— Data for processing —
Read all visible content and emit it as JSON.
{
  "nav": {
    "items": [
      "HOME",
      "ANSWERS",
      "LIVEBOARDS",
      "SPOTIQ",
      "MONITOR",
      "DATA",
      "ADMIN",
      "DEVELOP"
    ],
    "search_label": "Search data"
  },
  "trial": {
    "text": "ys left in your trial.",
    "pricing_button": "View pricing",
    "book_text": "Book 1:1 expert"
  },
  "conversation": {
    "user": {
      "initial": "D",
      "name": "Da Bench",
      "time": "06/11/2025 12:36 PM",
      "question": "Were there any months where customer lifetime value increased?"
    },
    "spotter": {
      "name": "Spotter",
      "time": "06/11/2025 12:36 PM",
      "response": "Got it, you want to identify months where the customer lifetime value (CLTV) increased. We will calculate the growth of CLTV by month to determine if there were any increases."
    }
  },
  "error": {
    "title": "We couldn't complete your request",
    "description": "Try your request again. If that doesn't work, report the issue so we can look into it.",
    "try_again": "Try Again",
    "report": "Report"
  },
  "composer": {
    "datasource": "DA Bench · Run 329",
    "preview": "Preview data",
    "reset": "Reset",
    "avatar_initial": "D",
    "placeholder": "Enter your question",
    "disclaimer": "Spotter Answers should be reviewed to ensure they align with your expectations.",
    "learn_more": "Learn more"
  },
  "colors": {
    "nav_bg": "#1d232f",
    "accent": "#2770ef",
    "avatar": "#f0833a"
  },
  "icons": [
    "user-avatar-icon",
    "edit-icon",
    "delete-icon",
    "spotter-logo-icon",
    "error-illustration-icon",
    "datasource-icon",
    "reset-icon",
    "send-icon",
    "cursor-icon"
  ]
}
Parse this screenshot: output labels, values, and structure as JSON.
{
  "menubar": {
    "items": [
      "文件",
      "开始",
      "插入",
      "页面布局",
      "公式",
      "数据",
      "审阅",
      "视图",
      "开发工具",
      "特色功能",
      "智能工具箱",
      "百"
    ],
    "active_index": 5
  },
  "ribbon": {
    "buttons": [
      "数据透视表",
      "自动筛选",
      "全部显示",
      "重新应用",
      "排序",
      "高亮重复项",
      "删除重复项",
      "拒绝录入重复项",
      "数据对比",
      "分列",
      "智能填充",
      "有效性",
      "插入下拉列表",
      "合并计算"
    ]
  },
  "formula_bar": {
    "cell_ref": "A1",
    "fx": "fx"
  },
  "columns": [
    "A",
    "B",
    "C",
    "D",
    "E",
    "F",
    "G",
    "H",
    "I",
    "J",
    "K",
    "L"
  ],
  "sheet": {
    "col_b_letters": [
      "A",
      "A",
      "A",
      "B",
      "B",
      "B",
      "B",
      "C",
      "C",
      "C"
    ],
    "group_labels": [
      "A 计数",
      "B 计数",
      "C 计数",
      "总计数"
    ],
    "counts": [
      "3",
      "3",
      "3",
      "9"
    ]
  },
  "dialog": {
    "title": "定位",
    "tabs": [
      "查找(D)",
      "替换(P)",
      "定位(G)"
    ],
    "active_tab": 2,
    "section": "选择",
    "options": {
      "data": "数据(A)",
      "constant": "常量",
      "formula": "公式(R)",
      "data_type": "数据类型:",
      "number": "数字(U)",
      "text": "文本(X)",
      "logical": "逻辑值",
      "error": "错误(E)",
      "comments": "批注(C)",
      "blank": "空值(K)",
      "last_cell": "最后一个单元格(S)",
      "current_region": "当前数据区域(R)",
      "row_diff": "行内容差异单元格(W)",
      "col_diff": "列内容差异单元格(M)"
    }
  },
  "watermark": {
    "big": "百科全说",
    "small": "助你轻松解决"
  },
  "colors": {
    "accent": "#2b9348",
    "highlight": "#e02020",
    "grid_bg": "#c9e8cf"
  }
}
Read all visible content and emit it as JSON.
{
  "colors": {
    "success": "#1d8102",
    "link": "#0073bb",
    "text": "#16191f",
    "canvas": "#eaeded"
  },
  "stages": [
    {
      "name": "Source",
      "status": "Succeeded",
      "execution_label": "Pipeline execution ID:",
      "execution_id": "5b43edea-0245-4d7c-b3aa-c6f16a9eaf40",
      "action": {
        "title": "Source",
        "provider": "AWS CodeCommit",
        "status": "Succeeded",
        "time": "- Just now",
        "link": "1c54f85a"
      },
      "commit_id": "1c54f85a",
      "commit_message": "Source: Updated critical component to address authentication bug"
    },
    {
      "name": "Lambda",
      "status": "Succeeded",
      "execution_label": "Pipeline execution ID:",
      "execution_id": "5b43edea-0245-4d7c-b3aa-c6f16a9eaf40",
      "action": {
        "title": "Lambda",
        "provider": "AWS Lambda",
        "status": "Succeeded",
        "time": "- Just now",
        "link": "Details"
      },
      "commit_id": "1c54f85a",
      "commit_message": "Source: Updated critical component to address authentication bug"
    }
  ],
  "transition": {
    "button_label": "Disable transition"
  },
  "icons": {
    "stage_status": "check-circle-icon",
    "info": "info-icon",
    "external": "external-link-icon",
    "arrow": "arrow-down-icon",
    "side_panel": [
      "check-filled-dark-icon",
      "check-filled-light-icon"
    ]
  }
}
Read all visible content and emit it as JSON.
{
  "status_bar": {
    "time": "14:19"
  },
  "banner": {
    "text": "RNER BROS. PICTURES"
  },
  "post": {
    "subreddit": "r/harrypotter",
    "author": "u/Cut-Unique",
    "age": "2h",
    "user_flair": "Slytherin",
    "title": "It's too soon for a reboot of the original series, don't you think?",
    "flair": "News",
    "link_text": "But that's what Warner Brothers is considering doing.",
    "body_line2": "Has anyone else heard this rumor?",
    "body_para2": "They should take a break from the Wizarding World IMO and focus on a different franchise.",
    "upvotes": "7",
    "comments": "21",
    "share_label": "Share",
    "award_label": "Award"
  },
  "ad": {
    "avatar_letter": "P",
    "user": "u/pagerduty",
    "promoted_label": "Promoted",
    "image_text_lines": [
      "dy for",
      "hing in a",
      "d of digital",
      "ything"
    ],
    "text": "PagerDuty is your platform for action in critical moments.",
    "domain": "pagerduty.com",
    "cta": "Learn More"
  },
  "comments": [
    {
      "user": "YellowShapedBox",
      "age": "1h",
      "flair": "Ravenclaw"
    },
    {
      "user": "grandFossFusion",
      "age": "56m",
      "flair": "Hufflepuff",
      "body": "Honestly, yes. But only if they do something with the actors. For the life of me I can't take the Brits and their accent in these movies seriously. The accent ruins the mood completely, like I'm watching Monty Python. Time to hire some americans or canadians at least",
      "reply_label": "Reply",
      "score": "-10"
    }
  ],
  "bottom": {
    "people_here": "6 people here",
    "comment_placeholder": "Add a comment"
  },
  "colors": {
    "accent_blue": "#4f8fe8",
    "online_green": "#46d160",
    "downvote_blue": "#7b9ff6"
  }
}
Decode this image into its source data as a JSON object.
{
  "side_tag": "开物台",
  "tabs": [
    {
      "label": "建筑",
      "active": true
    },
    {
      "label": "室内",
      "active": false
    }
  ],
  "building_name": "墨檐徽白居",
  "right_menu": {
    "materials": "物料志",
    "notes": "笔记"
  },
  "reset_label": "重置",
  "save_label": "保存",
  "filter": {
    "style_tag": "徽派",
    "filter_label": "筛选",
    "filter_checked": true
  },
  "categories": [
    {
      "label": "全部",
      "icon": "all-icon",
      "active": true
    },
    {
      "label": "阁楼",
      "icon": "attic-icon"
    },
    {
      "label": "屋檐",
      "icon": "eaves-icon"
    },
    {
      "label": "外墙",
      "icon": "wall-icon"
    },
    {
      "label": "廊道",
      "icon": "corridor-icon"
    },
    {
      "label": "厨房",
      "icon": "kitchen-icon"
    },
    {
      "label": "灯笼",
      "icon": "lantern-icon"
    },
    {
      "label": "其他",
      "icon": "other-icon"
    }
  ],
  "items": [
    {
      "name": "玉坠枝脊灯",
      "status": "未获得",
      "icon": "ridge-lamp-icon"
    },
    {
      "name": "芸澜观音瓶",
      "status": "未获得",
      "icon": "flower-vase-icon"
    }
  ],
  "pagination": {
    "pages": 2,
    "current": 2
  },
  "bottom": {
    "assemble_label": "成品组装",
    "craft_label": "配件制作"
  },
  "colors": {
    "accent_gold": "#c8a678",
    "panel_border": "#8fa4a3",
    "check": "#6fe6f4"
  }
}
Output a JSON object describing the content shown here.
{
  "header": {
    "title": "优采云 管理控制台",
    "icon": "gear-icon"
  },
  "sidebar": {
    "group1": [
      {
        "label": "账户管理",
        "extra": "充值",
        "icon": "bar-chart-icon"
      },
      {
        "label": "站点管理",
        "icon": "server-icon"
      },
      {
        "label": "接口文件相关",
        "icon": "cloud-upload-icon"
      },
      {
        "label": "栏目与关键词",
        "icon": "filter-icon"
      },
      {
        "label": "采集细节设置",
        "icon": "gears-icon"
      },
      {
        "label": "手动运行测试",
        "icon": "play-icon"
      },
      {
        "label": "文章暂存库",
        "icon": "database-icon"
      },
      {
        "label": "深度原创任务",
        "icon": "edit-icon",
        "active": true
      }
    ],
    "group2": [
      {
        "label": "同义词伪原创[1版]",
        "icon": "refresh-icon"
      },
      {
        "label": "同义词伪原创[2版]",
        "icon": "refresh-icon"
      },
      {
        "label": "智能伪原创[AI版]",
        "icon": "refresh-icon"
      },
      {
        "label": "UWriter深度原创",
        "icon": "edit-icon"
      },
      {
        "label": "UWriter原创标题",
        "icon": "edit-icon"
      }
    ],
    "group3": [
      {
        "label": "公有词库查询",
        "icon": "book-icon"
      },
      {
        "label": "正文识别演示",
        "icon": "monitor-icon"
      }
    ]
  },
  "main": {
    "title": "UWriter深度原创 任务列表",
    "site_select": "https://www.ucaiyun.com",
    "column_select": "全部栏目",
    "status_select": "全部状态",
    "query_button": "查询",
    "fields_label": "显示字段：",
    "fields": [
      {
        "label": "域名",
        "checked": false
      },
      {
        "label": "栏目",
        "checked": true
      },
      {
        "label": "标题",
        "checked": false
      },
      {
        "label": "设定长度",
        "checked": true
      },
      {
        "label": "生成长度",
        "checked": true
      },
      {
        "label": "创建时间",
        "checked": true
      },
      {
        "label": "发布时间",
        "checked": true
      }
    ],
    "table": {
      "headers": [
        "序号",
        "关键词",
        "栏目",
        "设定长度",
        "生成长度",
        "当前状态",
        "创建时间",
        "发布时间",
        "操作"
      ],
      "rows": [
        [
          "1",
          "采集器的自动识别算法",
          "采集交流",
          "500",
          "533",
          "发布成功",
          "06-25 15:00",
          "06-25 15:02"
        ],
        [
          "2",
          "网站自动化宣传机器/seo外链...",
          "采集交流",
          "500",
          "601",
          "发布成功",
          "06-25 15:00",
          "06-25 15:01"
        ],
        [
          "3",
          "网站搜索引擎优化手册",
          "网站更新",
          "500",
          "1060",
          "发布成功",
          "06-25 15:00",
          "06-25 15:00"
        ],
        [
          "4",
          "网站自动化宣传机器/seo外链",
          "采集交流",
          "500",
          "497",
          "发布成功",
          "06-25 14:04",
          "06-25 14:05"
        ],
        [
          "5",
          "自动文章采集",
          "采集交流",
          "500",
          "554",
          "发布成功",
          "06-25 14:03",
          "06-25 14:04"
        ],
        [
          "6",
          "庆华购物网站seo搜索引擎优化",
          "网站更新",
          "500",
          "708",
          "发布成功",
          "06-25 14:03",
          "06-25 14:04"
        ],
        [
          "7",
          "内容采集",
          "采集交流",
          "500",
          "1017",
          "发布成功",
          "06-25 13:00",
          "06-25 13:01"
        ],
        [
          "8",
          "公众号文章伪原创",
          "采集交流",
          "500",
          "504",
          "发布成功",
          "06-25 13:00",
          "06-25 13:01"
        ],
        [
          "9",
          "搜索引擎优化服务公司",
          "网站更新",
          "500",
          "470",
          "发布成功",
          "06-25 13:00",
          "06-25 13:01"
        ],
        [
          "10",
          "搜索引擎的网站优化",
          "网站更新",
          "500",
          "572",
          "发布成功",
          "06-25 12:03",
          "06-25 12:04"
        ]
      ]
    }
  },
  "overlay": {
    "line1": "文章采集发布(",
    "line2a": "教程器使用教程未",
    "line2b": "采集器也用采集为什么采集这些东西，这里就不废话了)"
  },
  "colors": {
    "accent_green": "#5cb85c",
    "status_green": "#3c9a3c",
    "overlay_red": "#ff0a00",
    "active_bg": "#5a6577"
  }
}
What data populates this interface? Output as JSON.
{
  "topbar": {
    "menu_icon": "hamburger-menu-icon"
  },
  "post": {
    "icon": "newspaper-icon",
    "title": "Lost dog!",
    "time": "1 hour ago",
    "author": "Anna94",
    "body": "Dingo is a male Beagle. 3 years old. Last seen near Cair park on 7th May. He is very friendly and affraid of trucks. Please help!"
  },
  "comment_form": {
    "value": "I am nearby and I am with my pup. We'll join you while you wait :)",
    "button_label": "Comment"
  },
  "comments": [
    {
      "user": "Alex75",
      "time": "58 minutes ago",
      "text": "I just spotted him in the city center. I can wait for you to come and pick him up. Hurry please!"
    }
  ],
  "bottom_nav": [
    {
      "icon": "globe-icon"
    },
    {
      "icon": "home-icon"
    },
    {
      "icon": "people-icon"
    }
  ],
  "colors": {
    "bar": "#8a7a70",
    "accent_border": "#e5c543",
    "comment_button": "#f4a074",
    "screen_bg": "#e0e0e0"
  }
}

— Given instruction —
Establish how many lines of the records contain the string "datasource" and state that number without elaboration.

— The answer —
2